Only a number is wanted: how many lines of the entries include the string "position"?

*-*-*

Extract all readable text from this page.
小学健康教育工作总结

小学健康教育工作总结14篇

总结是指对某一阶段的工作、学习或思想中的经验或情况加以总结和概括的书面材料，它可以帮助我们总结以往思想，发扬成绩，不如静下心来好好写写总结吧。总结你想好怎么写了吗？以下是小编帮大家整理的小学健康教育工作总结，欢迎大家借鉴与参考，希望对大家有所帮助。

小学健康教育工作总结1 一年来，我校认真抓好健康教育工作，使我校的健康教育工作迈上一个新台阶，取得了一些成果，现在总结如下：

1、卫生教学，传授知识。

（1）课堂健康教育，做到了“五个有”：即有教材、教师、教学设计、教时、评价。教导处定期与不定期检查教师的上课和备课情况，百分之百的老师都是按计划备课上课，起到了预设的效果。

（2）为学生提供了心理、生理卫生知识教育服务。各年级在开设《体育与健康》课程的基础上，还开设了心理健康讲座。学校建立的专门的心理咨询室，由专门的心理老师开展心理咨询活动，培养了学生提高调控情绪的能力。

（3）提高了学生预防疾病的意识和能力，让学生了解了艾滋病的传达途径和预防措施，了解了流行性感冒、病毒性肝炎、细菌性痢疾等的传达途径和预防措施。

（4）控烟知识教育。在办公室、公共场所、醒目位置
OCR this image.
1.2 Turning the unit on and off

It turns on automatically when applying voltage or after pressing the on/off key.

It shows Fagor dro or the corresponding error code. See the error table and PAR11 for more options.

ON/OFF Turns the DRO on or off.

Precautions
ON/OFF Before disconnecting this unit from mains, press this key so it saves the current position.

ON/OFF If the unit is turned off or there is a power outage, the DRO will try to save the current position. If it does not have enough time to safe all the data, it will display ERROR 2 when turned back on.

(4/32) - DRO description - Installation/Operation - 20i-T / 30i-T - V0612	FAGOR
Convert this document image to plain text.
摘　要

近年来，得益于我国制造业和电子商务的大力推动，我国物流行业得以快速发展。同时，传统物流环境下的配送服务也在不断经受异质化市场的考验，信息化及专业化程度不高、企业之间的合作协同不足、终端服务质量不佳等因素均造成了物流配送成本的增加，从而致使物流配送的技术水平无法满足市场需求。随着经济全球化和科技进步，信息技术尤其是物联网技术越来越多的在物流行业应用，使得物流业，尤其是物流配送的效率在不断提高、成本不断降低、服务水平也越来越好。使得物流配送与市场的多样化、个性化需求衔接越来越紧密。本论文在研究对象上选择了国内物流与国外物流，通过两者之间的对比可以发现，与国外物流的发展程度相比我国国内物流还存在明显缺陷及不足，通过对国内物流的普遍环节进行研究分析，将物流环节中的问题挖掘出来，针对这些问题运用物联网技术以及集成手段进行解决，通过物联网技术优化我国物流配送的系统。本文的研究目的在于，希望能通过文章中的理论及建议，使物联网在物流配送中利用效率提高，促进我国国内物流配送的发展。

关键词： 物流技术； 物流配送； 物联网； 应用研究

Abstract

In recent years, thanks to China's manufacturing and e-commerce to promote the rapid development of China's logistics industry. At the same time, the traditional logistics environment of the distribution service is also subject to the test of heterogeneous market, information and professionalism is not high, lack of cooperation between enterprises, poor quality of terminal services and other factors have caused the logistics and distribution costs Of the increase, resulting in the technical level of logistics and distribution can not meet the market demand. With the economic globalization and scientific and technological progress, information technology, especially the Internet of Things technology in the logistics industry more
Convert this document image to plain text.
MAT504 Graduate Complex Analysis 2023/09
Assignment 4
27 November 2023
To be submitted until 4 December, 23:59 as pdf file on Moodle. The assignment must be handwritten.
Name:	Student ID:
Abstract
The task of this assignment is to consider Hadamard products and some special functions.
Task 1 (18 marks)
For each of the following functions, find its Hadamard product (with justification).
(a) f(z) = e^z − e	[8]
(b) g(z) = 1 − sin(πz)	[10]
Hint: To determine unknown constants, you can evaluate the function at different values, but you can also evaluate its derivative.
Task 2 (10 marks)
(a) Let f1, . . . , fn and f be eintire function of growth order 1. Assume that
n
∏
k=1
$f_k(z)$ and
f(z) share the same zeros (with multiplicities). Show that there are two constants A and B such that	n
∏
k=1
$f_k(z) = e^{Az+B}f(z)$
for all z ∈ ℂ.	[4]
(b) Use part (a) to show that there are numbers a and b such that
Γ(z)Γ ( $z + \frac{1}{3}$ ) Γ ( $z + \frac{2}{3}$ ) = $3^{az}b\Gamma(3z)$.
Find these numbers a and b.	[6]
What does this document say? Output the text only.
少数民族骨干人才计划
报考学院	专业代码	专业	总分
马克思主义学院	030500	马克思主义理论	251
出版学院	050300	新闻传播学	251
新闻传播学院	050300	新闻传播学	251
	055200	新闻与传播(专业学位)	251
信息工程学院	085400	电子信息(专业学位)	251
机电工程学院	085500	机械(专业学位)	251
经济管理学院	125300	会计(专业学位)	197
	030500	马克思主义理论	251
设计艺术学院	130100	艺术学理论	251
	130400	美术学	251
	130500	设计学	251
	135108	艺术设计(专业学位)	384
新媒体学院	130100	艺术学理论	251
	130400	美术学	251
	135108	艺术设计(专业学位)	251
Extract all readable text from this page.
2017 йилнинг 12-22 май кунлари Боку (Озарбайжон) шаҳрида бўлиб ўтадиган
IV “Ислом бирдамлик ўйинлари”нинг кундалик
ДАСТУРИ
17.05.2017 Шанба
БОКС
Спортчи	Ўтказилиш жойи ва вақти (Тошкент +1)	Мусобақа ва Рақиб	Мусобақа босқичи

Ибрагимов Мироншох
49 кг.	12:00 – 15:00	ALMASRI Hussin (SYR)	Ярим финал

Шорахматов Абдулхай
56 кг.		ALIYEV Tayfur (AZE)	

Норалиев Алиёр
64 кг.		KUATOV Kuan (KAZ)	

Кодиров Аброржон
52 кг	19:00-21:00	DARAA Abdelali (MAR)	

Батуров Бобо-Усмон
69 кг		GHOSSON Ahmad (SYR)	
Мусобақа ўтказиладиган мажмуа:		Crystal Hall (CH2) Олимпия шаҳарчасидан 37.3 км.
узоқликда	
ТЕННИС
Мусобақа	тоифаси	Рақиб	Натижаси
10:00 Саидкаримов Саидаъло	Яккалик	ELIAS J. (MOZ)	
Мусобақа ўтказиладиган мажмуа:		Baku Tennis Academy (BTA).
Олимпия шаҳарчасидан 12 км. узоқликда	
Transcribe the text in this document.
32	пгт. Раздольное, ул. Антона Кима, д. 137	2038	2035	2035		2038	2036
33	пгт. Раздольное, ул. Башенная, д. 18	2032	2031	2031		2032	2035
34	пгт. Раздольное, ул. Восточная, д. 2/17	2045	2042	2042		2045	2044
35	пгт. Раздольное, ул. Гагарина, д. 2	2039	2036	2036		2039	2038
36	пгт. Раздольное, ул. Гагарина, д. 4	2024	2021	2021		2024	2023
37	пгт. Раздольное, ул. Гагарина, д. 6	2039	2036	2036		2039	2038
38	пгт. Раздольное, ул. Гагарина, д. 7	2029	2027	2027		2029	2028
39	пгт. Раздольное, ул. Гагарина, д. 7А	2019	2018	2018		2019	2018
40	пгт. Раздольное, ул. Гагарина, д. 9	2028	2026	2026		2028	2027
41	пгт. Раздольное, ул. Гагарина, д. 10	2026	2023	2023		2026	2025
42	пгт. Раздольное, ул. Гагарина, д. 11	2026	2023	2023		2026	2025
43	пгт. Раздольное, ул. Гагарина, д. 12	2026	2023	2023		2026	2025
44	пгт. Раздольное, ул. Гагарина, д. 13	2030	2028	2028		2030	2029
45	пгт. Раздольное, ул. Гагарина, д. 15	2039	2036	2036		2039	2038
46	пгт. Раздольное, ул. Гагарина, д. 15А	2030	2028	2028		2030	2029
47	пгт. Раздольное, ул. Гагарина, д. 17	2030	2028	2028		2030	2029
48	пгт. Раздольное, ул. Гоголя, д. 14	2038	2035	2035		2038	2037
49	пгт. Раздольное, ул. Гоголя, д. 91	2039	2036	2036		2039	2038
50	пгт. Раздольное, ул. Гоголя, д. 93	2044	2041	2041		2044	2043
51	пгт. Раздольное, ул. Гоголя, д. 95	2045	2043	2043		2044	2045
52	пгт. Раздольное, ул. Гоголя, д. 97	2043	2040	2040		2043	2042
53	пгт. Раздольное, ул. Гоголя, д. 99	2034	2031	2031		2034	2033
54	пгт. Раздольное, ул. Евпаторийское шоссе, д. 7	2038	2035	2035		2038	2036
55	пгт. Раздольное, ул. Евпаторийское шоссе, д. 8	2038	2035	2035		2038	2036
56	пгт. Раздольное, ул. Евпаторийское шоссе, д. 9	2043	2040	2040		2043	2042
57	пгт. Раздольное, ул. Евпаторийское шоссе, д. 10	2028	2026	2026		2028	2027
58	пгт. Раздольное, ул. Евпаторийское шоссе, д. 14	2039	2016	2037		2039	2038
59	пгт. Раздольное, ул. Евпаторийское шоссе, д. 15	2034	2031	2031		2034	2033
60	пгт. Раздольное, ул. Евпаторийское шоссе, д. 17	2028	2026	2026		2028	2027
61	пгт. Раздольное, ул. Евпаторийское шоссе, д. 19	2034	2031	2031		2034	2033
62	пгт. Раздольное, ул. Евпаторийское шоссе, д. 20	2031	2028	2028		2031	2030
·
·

*-*-*

* [SOLUTION FOR THIS TASK] 2